[BEGIN Supplied material]

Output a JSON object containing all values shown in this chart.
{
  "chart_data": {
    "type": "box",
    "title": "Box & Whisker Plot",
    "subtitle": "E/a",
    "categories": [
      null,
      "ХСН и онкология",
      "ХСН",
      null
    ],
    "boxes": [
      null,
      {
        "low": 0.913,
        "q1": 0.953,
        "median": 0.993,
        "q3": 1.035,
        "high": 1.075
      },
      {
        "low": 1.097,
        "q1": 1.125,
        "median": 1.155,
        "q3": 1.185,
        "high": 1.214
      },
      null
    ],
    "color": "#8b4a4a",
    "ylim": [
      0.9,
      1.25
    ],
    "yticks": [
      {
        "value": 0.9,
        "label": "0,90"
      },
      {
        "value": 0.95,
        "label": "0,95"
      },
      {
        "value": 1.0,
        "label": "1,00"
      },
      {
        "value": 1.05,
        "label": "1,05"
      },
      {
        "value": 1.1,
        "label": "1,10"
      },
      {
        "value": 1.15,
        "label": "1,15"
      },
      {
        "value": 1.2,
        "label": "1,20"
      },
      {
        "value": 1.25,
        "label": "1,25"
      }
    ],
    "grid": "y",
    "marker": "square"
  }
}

[END Supplied material]

| To do |
Each line above must be printed exactly as it appears.

| Result for this exercise |
Output a JSON object containing all values shown in this chart.
{
  "chart_data": {
    "type": "box",
    "title": "Box & Whisker Plot",
    "subtitle": "E/a",
    "categories": [
      null,
      "ХСН и онкология",
      "ХСН",
      null
    ],
    "boxes": [
      null,
      {
        "low": 0.913,
        "q1": 0.953,
        "median": 0.993,
        "q3": 1.035,
        "high": 1.075
      },
      {
        "low": 1.097,
        "q1": 1.125,
        "median": 1.155,
        "q3": 1.185,
        "high": 1.214
      },
      null
    ],
    "color": "#8b4a4a",
    "ylim": [
      0.9,
      1.25
    ],
    "yticks": [
      {
        "value": 0.9,
        "label": "0,90"
      },
      {
        "value": 0.95,
        "label": "0,95"
      },
      {
        "value": 1.0,
        "label": "1,00"
      },
      {
        "value": 1.05,
        "label": "1,05"
      },
      {
        "value": 1.1,
        "label": "1,10"
      },
      {
        "value": 1.15,
        "label": "1,15"
      },
      {
        "value": 1.2,
        "label": "1,20"
      },
      {
        "value": 1.25,
        "label": "1,25"
      }
    ],
    "grid": "y",
    "marker": "square"
  }
}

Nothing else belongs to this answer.